» **SHORT EXERCISE**
Convert every line of the items below into a Markdown table with two columns, Row and Line. Number the rows in order and leave out any blank lines.

» **MATERIAL**
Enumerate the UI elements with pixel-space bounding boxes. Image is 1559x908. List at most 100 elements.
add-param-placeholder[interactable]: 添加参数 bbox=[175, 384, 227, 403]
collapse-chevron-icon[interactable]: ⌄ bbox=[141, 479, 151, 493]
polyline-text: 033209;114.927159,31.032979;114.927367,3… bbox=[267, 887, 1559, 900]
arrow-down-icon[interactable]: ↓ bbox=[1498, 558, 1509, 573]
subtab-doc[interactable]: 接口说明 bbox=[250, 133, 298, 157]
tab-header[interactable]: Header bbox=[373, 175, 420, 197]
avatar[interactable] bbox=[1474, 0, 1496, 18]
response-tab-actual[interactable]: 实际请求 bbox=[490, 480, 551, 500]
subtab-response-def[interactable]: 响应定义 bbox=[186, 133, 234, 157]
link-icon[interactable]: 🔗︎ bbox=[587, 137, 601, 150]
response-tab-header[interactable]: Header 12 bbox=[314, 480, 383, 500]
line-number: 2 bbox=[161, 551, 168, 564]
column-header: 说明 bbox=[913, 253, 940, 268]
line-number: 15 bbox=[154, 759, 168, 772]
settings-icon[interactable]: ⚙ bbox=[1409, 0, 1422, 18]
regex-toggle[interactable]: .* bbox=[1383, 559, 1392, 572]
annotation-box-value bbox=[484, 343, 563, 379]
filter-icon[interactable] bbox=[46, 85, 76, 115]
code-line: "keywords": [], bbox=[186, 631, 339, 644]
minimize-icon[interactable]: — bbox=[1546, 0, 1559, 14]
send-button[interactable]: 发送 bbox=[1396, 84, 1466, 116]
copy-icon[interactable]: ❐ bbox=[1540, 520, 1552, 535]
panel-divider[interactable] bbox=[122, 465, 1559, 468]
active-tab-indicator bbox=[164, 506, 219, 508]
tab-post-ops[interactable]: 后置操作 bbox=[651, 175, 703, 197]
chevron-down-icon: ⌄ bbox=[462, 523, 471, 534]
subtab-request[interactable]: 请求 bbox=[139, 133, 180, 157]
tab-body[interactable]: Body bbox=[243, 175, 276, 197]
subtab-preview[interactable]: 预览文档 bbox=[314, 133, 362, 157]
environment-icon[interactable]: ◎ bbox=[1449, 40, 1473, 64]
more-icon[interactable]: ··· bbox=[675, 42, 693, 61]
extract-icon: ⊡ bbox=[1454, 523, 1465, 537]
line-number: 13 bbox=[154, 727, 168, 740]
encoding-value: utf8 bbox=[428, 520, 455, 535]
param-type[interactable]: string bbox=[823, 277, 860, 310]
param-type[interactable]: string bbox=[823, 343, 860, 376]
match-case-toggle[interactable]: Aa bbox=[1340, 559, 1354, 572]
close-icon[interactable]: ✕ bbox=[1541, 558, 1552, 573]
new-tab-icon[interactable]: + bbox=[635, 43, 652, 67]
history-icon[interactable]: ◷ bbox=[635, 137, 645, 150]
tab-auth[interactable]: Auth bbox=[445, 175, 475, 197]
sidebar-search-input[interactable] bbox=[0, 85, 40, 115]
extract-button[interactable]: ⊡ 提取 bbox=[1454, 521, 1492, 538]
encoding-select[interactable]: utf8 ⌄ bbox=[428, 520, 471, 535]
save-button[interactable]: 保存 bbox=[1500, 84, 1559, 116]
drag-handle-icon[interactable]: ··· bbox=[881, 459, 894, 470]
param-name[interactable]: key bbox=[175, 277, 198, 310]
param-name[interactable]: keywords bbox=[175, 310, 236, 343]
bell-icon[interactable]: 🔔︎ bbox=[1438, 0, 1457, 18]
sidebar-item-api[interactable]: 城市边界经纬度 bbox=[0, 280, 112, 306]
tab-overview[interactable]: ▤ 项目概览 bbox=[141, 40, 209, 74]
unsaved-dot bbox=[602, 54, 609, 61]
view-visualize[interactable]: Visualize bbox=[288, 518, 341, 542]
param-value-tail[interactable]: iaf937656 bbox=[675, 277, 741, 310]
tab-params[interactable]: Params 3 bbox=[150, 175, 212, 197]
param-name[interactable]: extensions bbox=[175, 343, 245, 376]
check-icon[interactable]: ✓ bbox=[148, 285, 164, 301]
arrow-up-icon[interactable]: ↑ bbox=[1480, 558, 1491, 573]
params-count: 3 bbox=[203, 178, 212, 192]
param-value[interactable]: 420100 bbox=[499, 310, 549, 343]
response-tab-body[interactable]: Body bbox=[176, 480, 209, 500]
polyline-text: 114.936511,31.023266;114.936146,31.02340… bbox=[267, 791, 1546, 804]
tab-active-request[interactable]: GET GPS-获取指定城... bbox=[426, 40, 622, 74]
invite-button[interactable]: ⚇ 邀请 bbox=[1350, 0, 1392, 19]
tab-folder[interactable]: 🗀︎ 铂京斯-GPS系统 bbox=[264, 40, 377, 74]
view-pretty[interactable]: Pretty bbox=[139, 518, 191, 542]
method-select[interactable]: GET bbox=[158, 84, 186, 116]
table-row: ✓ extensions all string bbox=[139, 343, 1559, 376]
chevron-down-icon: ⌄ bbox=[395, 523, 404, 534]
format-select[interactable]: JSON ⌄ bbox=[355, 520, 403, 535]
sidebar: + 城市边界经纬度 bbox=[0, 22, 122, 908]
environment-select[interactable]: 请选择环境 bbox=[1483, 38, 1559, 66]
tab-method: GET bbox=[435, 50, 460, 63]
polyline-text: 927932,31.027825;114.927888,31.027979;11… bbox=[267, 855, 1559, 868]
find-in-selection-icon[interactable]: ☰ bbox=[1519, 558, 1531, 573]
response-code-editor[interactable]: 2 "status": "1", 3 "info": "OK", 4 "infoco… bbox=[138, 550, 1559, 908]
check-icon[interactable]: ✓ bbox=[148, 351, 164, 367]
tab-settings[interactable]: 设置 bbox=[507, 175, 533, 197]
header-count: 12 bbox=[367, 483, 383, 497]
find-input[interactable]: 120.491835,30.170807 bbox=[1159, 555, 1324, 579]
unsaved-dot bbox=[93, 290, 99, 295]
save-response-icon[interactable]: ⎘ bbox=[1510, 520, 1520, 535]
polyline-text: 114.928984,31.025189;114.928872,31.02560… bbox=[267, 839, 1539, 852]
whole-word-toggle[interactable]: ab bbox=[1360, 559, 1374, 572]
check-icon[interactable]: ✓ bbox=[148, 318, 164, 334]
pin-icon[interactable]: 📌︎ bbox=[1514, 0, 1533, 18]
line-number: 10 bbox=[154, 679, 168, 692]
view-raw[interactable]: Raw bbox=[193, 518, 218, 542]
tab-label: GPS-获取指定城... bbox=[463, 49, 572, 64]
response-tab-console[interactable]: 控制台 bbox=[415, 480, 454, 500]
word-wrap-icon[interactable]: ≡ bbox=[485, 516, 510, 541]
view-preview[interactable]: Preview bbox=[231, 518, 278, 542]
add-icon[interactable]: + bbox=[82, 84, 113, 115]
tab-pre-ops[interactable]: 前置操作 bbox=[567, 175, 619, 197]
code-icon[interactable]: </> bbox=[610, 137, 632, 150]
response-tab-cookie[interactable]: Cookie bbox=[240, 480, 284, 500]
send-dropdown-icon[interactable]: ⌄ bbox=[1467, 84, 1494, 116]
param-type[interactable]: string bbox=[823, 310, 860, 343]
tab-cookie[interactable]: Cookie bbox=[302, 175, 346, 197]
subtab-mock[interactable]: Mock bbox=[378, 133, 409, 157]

» **TASK SOLUTION**
| Row | Line |
|---|---|
| 1 | Enumerate the UI elements with pixel-space bounding boxes. Image is 1559x908. List at most 100 elements. |
| 2 | add-param-placeholder[interactable]: 添加参数 bbox=[175, 384, 227, 403] |
| 3 | collapse-chevron-icon[interactable]: ⌄ bbox=[141, 479, 151, 493] |
| 4 | polyline-text: 033209;114.927159,31.032979;114.927367,3… bbox=[267, 887, 1559, 900] |
| 5 | arrow-down-icon[interactable]: ↓ bbox=[1498, 558, 1509, 573] |
| 6 | subtab-doc[interactable]: 接口说明 bbox=[250, 133, 298, 157] |
| 7 | tab-header[interactable]: Header bbox=[373, 175, 420, 197] |
| 8 | avatar[interactable] bbox=[1474, 0, 1496, 18] |
| 9 | response-tab-actual[interactable]: 实际请求 bbox=[490, 480, 551, 500] |
| 10 | subtab-response-def[interactable]: 响应定义 bbox=[186, 133, 234, 157] |
| 11 | link-icon[interactable]: 🔗︎ bbox=[587, 137, 601, 150] |
| 12 | response-tab-header[interactable]: Header 12 bbox=[314, 480, 383, 500] |
| 13 | line-number: 2 bbox=[161, 551, 168, 564] |
| 14 | column-header: 说明 bbox=[913, 253, 940, 268] |
| 15 | line-number: 15 bbox=[154, 759, 168, 772] |
| 16 | settings-icon[interactable]: ⚙ bbox=[1409, 0, 1422, 18] |
| 17 | regex-toggle[interactable]: .* bbox=[1383, 559, 1392, 572] |
| 18 | annotation-box-value bbox=[484, 343, 563, 379] |
| 19 | filter-icon[interactable] bbox=[46, 85, 76, 115] |
| 20 | code-line: "keywords": [], bbox=[186, 631, 339, 644] |
| 21 | minimize-icon[interactable]: — bbox=[1546, 0, 1559, 14] |
| 22 | send-button[interactable]: 发送 bbox=[1396, 84, 1466, 116] |
| 23 | copy-icon[interactable]: ❐ bbox=[1540, 520, 1552, 535] |
| 24 | panel-divider[interactable] bbox=[122, 465, 1559, 468] |
| 25 | active-tab-indicator bbox=[164, 506, 219, 508] |
| 26 | tab-post-ops[interactable]: 后置操作 bbox=[651, 175, 703, 197] |
| 27 | chevron-down-icon: ⌄ bbox=[462, 523, 471, 534] |
| 28 | subtab-request[interactable]: 请求 bbox=[139, 133, 180, 157] |
| 29 | tab-body[interactable]: Body bbox=[243, 175, 276, 197] |
| 30 | subtab-preview[interactable]: 预览文档 bbox=[314, 133, 362, 157] |
| 31 | environment-icon[interactable]: ◎ bbox=[1449, 40, 1473, 64] |
| 32 | more-icon[interactable]: ··· bbox=[675, 42, 693, 61] |
| 33 | extract-icon: ⊡ bbox=[1454, 523, 1465, 537] |
| 34 | line-number: 13 bbox=[154, 727, 168, 740] |
| 35 | encoding-value: utf8 bbox=[428, 520, 455, 535] |
| 36 | param-type[interactable]: string bbox=[823, 277, 860, 310] |
| 37 | param-type[interactable]: string bbox=[823, 343, 860, 376] |
| 38 | match-case-toggle[interactable]: Aa bbox=[1340, 559, 1354, 572] |
| 39 | close-icon[interactable]: ✕ bbox=[1541, 558, 1552, 573] |
| 40 | new-tab-icon[interactable]: + bbox=[635, 43, 652, 67] |
| 41 | history-icon[interactable]: ◷ bbox=[635, 137, 645, 150] |
| 42 | tab-auth[interactable]: Auth bbox=[445, 175, 475, 197] |
| 43 | sidebar-search-input[interactable] bbox=[0, 85, 40, 115] |
| 44 | extract-button[interactable]: ⊡ 提取 bbox=[1454, 521, 1492, 538] |
| 45 | encoding-select[interactable]: utf8 ⌄ bbox=[428, 520, 471, 535] |
| 46 | save-button[interactable]: 保存 bbox=[1500, 84, 1559, 116] |
| 47 | drag-handle-icon[interactable]: ··· bbox=[881, 459, 894, 470] |
| 48 | param-name[interactable]: key bbox=[175, 277, 198, 310] |
| 49 | param-name[interactable]: keywords bbox=[175, 310, 236, 343] |
| 50 | bell-icon[interactable]: 🔔︎ bbox=[1438, 0, 1457, 18] |
| 51 | sidebar-item-api[interactable]: 城市边界经纬度 bbox=[0, 280, 112, 306] |
| 52 | tab-overview[interactable]: ▤ 项目概览 bbox=[141, 40, 209, 74] |
| 53 | unsaved-dot bbox=[602, 54, 609, 61] |
| 54 | view-visualize[interactable]: Visualize bbox=[288, 518, 341, 542] |
| 55 | param-value-tail[interactable]: iaf937656 bbox=[675, 277, 741, 310] |
| 56 | tab-params[interactable]: Params 3 bbox=[150, 175, 212, 197] |
| 57 | param-name[interactable]: extensions bbox=[175, 343, 245, 376] |
| 58 | check-icon[interactable]: ✓ bbox=[148, 285, 164, 301] |
| 59 | arrow-up-icon[interactable]: ↑ bbox=[1480, 558, 1491, 573] |
| 60 | params-count: 3 bbox=[203, 178, 212, 192] |
| 61 | param-value[interactable]: 420100 bbox=[499, 310, 549, 343] |
| 62 | response-tab-body[interactable]: Body bbox=[176, 480, 209, 500] |
| 63 | polyline-text: 114.936511,31.023266;114.936146,31.02340… bbox=[267, 791, 1546, 804] |
| 64 | tab-active-request[interactable]: GET GPS-获取指定城... bbox=[426, 40, 622, 74] |
| 65 | invite-button[interactable]: ⚇ 邀请 bbox=[1350, 0, 1392, 19] |
| 66 | tab-folder[interactable]: 🗀︎ 铂京斯-GPS系统 bbox=[264, 40, 377, 74] |
| 67 | view-pretty[interactable]: Pretty bbox=[139, 518, 191, 542] |
| 68 | method-select[interactable]: GET bbox=[158, 84, 186, 116] |
| 69 | table-row: ✓ extensions all string bbox=[139, 343, 1559, 376] |
| 70 | chevron-down-icon: ⌄ bbox=[395, 523, 404, 534] |
| 71 | format-select[interactable]: JSON ⌄ bbox=[355, 520, 403, 535] |
| 72 | sidebar: + 城市边界经纬度 bbox=[0, 22, 122, 908] |
| 73 | environment-select[interactable]: 请选择环境 bbox=[1483, 38, 1559, 66] |
| 74 | tab-method: GET bbox=[435, 50, 460, 63] |
| 75 | polyline-text: 927932,31.027825;114.927888,31.027979;11… bbox=[267, 855, 1559, 868] |
| 76 | find-in-selection-icon[interactable]: ☰ bbox=[1519, 558, 1531, 573] |
| 77 | response-code-editor[interactable]: 2 "status": "1", 3 "info": "OK", 4 "infoco… bbox=[138, 550, 1559, 908] |
| 78 | check-icon[interactable]: ✓ bbox=[148, 351, 164, 367] |
| 79 | tab-settings[interactable]: 设置 bbox=[507, 175, 533, 197] |
| 80 | header-count: 12 bbox=[367, 483, 383, 497] |
| 81 | find-input[interactable]: 120.491835,30.170807 bbox=[1159, 555, 1324, 579] |
| 82 | unsaved-dot bbox=[93, 290, 99, 295] |
| 83 | save-response-icon[interactable]: ⎘ bbox=[1510, 520, 1520, 535] |
| 84 | polyline-text: 114.928984,31.025189;114.928872,31.02560… bbox=[267, 839, 1539, 852] |
| 85 | whole-word-toggle[interactable]: ab bbox=[1360, 559, 1374, 572] |
| 86 | check-icon[interactable]: ✓ bbox=[148, 318, 164, 334] |
| 87 | pin-icon[interactable]: 📌︎ bbox=[1514, 0, 1533, 18] |
| 88 | line-number: 10 bbox=[154, 679, 168, 692] |
| 89 | view-raw[interactable]: Raw bbox=[193, 518, 218, 542] |
| 90 | tab-label: GPS-获取指定城... bbox=[463, 49, 572, 64] |
| 91 | response-tab-console[interactable]: 控制台 bbox=[415, 480, 454, 500] |
| 92 | word-wrap-icon[interactable]: ≡ bbox=[485, 516, 510, 541] |
| 93 | view-preview[interactable]: Preview bbox=[231, 518, 278, 542] |
| 94 | add-icon[interactable]: + bbox=[82, 84, 113, 115] |
| 95 | tab-pre-ops[interactable]: 前置操作 bbox=[567, 175, 619, 197] |
| 96 | code-icon[interactable]: </> bbox=[610, 137, 632, 150] |
| 97 | response-tab-cookie[interactable]: Cookie bbox=[240, 480, 284, 500] |
| 98 | send-dropdown-icon[interactable]: ⌄ bbox=[1467, 84, 1494, 116] |
| 99 | param-type[interactable]: string bbox=[823, 310, 860, 343] |
| 100 | tab-cookie[interactable]: Cookie bbox=[302, 175, 346, 197] |
| 101 | subtab-mock[interactable]: Mock bbox=[378, 133, 409, 157] |